──────── Input rows ────────
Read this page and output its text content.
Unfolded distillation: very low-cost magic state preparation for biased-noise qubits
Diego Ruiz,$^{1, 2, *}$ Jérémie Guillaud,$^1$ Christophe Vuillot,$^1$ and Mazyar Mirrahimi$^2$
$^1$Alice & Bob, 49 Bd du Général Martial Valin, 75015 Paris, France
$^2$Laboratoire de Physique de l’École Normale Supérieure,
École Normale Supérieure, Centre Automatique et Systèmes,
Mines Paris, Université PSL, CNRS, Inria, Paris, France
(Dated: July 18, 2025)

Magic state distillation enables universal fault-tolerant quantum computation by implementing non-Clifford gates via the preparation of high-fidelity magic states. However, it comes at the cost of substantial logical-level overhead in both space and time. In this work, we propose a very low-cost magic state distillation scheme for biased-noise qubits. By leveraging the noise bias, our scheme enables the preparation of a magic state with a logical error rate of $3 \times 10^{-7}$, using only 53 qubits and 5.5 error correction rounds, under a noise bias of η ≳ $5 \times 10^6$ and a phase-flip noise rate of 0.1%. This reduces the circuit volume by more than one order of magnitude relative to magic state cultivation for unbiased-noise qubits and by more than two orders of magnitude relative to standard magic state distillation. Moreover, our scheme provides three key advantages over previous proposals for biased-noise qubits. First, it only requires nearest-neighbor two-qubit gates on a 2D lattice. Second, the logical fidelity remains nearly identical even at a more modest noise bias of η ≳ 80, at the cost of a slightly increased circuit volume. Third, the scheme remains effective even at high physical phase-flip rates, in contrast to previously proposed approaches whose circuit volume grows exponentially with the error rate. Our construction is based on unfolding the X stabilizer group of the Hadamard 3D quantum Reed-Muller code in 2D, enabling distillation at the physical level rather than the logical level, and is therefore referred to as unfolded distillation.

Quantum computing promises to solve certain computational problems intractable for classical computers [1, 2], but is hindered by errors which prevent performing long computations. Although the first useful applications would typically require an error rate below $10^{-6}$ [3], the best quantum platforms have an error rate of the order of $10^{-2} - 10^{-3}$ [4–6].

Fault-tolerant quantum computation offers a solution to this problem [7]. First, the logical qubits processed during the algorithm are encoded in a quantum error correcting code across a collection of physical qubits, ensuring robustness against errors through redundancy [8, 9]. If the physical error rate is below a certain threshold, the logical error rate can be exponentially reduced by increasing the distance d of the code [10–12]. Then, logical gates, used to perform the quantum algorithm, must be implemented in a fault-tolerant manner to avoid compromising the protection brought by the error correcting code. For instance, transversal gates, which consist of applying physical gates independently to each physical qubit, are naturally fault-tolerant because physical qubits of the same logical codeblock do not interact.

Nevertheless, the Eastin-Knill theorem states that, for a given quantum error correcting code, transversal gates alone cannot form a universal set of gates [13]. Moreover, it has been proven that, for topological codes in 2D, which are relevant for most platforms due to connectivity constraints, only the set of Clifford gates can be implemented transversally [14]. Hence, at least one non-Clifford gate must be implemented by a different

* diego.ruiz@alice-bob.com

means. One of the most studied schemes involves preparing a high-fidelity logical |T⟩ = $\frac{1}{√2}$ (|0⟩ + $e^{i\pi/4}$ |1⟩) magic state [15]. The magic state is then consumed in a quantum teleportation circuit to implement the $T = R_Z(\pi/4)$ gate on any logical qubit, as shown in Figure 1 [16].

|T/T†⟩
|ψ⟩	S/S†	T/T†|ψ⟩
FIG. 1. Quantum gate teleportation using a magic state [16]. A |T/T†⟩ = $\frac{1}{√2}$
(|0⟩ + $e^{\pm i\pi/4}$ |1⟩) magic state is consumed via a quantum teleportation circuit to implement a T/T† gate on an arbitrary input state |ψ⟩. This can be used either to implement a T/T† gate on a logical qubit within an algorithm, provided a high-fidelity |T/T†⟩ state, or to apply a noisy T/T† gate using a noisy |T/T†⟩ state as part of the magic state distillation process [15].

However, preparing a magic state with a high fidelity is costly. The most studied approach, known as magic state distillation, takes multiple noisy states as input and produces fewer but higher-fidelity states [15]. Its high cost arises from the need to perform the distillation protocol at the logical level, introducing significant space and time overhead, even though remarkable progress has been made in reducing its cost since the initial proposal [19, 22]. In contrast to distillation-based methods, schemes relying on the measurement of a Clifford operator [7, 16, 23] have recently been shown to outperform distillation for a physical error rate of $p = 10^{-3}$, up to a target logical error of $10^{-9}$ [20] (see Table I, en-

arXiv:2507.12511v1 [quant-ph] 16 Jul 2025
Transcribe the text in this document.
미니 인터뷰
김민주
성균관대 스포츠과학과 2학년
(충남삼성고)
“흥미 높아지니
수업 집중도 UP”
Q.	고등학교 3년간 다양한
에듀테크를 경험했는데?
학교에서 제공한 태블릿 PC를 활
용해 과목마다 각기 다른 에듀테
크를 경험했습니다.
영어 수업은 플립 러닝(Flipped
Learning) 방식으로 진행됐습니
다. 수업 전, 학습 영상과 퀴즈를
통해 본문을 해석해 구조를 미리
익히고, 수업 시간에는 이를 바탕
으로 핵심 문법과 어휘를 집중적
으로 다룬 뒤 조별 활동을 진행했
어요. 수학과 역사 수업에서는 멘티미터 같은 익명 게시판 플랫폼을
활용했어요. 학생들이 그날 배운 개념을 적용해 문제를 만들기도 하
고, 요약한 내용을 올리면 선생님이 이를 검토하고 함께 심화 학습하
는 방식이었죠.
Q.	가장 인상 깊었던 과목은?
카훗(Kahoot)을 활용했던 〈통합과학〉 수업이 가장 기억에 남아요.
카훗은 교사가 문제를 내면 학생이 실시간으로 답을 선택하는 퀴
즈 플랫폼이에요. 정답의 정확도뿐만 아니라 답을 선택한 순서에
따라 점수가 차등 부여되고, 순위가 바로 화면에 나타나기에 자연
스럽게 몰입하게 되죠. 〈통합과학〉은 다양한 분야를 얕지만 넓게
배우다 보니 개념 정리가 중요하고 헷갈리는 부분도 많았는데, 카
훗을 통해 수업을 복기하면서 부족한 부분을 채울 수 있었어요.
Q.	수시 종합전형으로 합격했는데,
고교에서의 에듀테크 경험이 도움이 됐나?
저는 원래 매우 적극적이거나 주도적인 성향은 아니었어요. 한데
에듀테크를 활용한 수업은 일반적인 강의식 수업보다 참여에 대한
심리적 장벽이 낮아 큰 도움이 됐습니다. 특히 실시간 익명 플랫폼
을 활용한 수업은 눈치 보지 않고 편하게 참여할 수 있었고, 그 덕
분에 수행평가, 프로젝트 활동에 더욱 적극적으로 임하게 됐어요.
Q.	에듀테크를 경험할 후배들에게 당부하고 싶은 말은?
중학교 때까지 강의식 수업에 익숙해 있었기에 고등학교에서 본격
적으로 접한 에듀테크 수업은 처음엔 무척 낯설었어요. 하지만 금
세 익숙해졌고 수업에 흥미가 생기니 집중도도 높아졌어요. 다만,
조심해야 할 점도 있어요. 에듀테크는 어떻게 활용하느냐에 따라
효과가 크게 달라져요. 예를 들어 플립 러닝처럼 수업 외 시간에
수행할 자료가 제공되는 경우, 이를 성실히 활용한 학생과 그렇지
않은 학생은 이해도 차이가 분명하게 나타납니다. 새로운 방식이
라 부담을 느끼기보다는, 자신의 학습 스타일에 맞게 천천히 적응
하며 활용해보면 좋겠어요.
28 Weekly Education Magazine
────────
Stated problem => Copy all of the material word for word.

Full output =>
Read this page and output its text content.
Unfolded distillation: very low-cost magic state preparation for biased-noise qubits
Diego Ruiz,$^{1, 2, *}$ Jérémie Guillaud,$^1$ Christophe Vuillot,$^1$ and Mazyar Mirrahimi$^2$
$^1$Alice & Bob, 49 Bd du Général Martial Valin, 75015 Paris, France
$^2$Laboratoire de Physique de l’École Normale Supérieure,
École Normale Supérieure, Centre Automatique et Systèmes,
Mines Paris, Université PSL, CNRS, Inria, Paris, France
(Dated: July 18, 2025)

Magic state distillation enables universal fault-tolerant quantum computation by implementing non-Clifford gates via the preparation of high-fidelity magic states. However, it comes at the cost of substantial logical-level overhead in both space and time. In this work, we propose a very low-cost magic state distillation scheme for biased-noise qubits. By leveraging the noise bias, our scheme enables the preparation of a magic state with a logical error rate of $3 \times 10^{-7}$, using only 53 qubits and 5.5 error correction rounds, under a noise bias of η ≳ $5 \times 10^6$ and a phase-flip noise rate of 0.1%. This reduces the circuit volume by more than one order of magnitude relative to magic state cultivation for unbiased-noise qubits and by more than two orders of magnitude relative to standard magic state distillation. Moreover, our scheme provides three key advantages over previous proposals for biased-noise qubits. First, it only requires nearest-neighbor two-qubit gates on a 2D lattice. Second, the logical fidelity remains nearly identical even at a more modest noise bias of η ≳ 80, at the cost of a slightly increased circuit volume. Third, the scheme remains effective even at high physical phase-flip rates, in contrast to previously proposed approaches whose circuit volume grows exponentially with the error rate. Our construction is based on unfolding the X stabilizer group of the Hadamard 3D quantum Reed-Muller code in 2D, enabling distillation at the physical level rather than the logical level, and is therefore referred to as unfolded distillation.

Quantum computing promises to solve certain computational problems intractable for classical computers [1, 2], but is hindered by errors which prevent performing long computations. Although the first useful applications would typically require an error rate below $10^{-6}$ [3], the best quantum platforms have an error rate of the order of $10^{-2} - 10^{-3}$ [4–6].

Fault-tolerant quantum computation offers a solution to this problem [7]. First, the logical qubits processed during the algorithm are encoded in a quantum error correcting code across a collection of physical qubits, ensuring robustness against errors through redundancy [8, 9]. If the physical error rate is below a certain threshold, the logical error rate can be exponentially reduced by increasing the distance d of the code [10–12]. Then, logical gates, used to perform the quantum algorithm, must be implemented in a fault-tolerant manner to avoid compromising the protection brought by the error correcting code. For instance, transversal gates, which consist of applying physical gates independently to each physical qubit, are naturally fault-tolerant because physical qubits of the same logical codeblock do not interact.

Nevertheless, the Eastin-Knill theorem states that, for a given quantum error correcting code, transversal gates alone cannot form a universal set of gates [13]. Moreover, it has been proven that, for topological codes in 2D, which are relevant for most platforms due to connectivity constraints, only the set of Clifford gates can be implemented transversally [14]. Hence, at least one non-Clifford gate must be implemented by a different

* diego.ruiz@alice-bob.com

means. One of the most studied schemes involves preparing a high-fidelity logical |T⟩ = $\frac{1}{√2}$ (|0⟩ + $e^{i\pi/4}$ |1⟩) magic state [15]. The magic state is then consumed in a quantum teleportation circuit to implement the $T = R_Z(\pi/4)$ gate on any logical qubit, as shown in Figure 1 [16].

|T/T†⟩
|ψ⟩	S/S†	T/T†|ψ⟩
FIG. 1. Quantum gate teleportation using a magic state [16]. A |T/T†⟩ = $\frac{1}{√2}$
(|0⟩ + $e^{\pm i\pi/4}$ |1⟩) magic state is consumed via a quantum teleportation circuit to implement a T/T† gate on an arbitrary input state |ψ⟩. This can be used either to implement a T/T† gate on a logical qubit within an algorithm, provided a high-fidelity |T/T†⟩ state, or to apply a noisy T/T† gate using a noisy |T/T†⟩ state as part of the magic state distillation process [15].

However, preparing a magic state with a high fidelity is costly. The most studied approach, known as magic state distillation, takes multiple noisy states as input and produces fewer but higher-fidelity states [15]. Its high cost arises from the need to perform the distillation protocol at the logical level, introducing significant space and time overhead, even though remarkable progress has been made in reducing its cost since the initial proposal [19, 22]. In contrast to distillation-based methods, schemes relying on the measurement of a Clifford operator [7, 16, 23] have recently been shown to outperform distillation for a physical error rate of $p = 10^{-3}$, up to a target logical error of $10^{-9}$ [20] (see Table I, en-

arXiv:2507.12511v1 [quant-ph] 16 Jul 2025
Transcribe the text in this document.
미니 인터뷰
김민주
성균관대 스포츠과학과 2학년
(충남삼성고)
“흥미 높아지니
수업 집중도 UP”
Q.	고등학교 3년간 다양한
에듀테크를 경험했는데?
학교에서 제공한 태블릿 PC를 활
용해 과목마다 각기 다른 에듀테
크를 경험했습니다.
영어 수업은 플립 러닝(Flipped
Learning) 방식으로 진행됐습니
다. 수업 전, 학습 영상과 퀴즈를
통해 본문을 해석해 구조를 미리
익히고, 수업 시간에는 이를 바탕
으로 핵심 문법과 어휘를 집중적
으로 다룬 뒤 조별 활동을 진행했
어요. 수학과 역사 수업에서는 멘티미터 같은 익명 게시판 플랫폼을
활용했어요. 학생들이 그날 배운 개념을 적용해 문제를 만들기도 하
고, 요약한 내용을 올리면 선생님이 이를 검토하고 함께 심화 학습하
는 방식이었죠.
Q.	가장 인상 깊었던 과목은?
카훗(Kahoot)을 활용했던 〈통합과학〉 수업이 가장 기억에 남아요.
카훗은 교사가 문제를 내면 학생이 실시간으로 답을 선택하는 퀴
즈 플랫폼이에요. 정답의 정확도뿐만 아니라 답을 선택한 순서에
따라 점수가 차등 부여되고, 순위가 바로 화면에 나타나기에 자연
스럽게 몰입하게 되죠. 〈통합과학〉은 다양한 분야를 얕지만 넓게
배우다 보니 개념 정리가 중요하고 헷갈리는 부분도 많았는데, 카
훗을 통해 수업을 복기하면서 부족한 부분을 채울 수 있었어요.
Q.	수시 종합전형으로 합격했는데,
고교에서의 에듀테크 경험이 도움이 됐나?
저는 원래 매우 적극적이거나 주도적인 성향은 아니었어요. 한데
에듀테크를 활용한 수업은 일반적인 강의식 수업보다 참여에 대한
심리적 장벽이 낮아 큰 도움이 됐습니다. 특히 실시간 익명 플랫폼
을 활용한 수업은 눈치 보지 않고 편하게 참여할 수 있었고, 그 덕
분에 수행평가, 프로젝트 활동에 더욱 적극적으로 임하게 됐어요.
Q.	에듀테크를 경험할 후배들에게 당부하고 싶은 말은?
중학교 때까지 강의식 수업에 익숙해 있었기에 고등학교에서 본격
적으로 접한 에듀테크 수업은 처음엔 무척 낯설었어요. 하지만 금
세 익숙해졌고 수업에 흥미가 생기니 집중도도 높아졌어요. 다만,
조심해야 할 점도 있어요. 에듀테크는 어떻게 활용하느냐에 따라
효과가 크게 달라져요. 예를 들어 플립 러닝처럼 수업 외 시간에
수행할 자료가 제공되는 경우, 이를 성실히 활용한 학생과 그렇지
않은 학생은 이해도 차이가 분명하게 나타납니다. 새로운 방식이
라 부담을 느끼기보다는, 자신의 학습 스타일에 맞게 천천히 적응
하며 활용해보면 좋겠어요.
28 Weekly Education Magazine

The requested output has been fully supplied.